## [Provided entries]
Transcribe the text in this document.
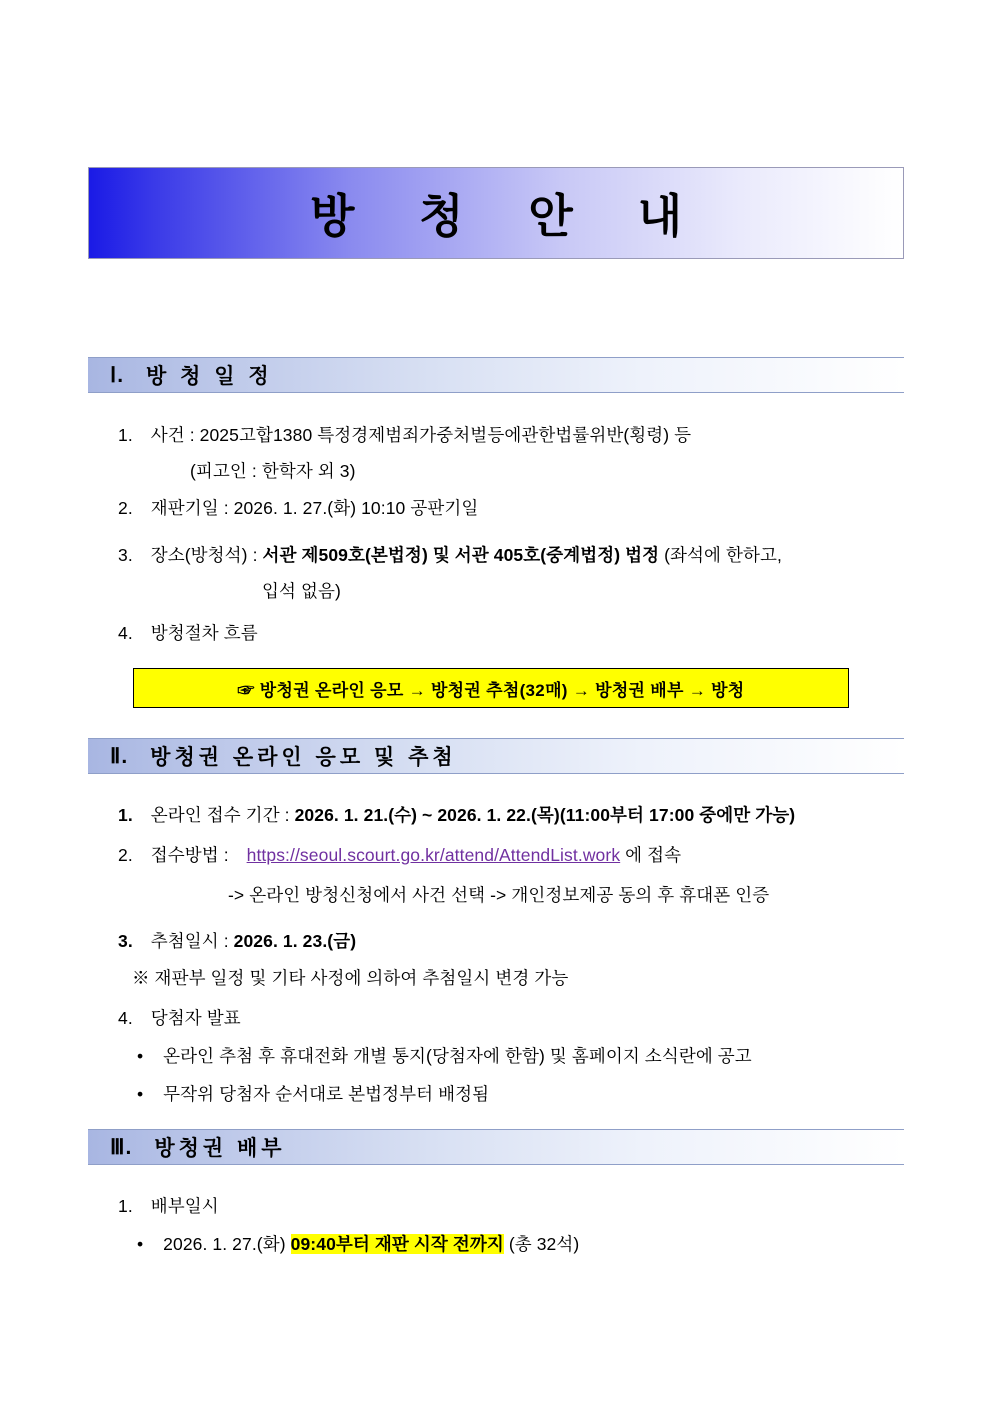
방 청 안 내
Ⅰ. 방 청 일 정
1. 사건 : 2025고합1380 특정경제범죄가중처벌등에관한법률위반(횡령) 등
(피고인 : 한학자 외 3)
2. 재판기일 : 2026. 1. 27.(화) 10:10 공판기일
3. 장소(방청석) : 서관 제509호(본법정) 및 서관 405호(중계법정) 법정 (좌석에 한하고,
입석 없음)
4. 방청절차 흐름
☞ 방청권 온라인 응모 → 방청권 추첨(32매) → 방청권 배부 → 방청
Ⅱ. 방청권 온라인 응모 및 추첨
1. 온라인 접수 기간 : 2026. 1. 21.(수) ~ 2026. 1. 22.(목)(11:00부터 17:00 중에만 가능)
2. 접수방법 :  https://seoul.scourt.go.kr/attend/AttendList.work 에 접속
-> 온라인 방청신청에서 사건 선택 -> 개인정보제공 동의 후 휴대폰 인증
3. 추첨일시 : 2026. 1. 23.(금)
※ 재판부 일정 및 기타 사정에 의하여 추첨일시 변경 가능
4. 당첨자 발표
• 온라인 추첨 후 휴대전화 개별 통지(당첨자에 한함) 및 홈페이지 소식란에 공고
• 무작위 당첨자 순서대로 본법정부터 배정됨
Ⅲ. 방청권 배부
1. 배부일시
• 2026. 1. 27.(화) 09:40부터 재판 시작 전까지 (총 32석)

## [Exercise]
Copy out each line word for word, please, skipping the images.

## [Task output]
Transcribe the text in this document.
방 청 안 내
Ⅰ. 방 청 일 정
1. 사건 : 2025고합1380 특정경제범죄가중처벌등에관한법률위반(횡령) 등
(피고인 : 한학자 외 3)
2. 재판기일 : 2026. 1. 27.(화) 10:10 공판기일
3. 장소(방청석) : 서관 제509호(본법정) 및 서관 405호(중계법정) 법정 (좌석에 한하고,
입석 없음)
4. 방청절차 흐름
☞ 방청권 온라인 응모 → 방청권 추첨(32매) → 방청권 배부 → 방청
Ⅱ. 방청권 온라인 응모 및 추첨
1. 온라인 접수 기간 : 2026. 1. 21.(수) ~ 2026. 1. 22.(목)(11:00부터 17:00 중에만 가능)
2. 접수방법 :  https://seoul.scourt.go.kr/attend/AttendList.work 에 접속
-> 온라인 방청신청에서 사건 선택 -> 개인정보제공 동의 후 휴대폰 인증
3. 추첨일시 : 2026. 1. 23.(금)
※ 재판부 일정 및 기타 사정에 의하여 추첨일시 변경 가능
4. 당첨자 발표
• 온라인 추첨 후 휴대전화 개별 통지(당첨자에 한함) 및 홈페이지 소식란에 공고
• 무작위 당첨자 순서대로 본법정부터 배정됨
Ⅲ. 방청권 배부
1. 배부일시
• 2026. 1. 27.(화) 09:40부터 재판 시작 전까지 (총 32석)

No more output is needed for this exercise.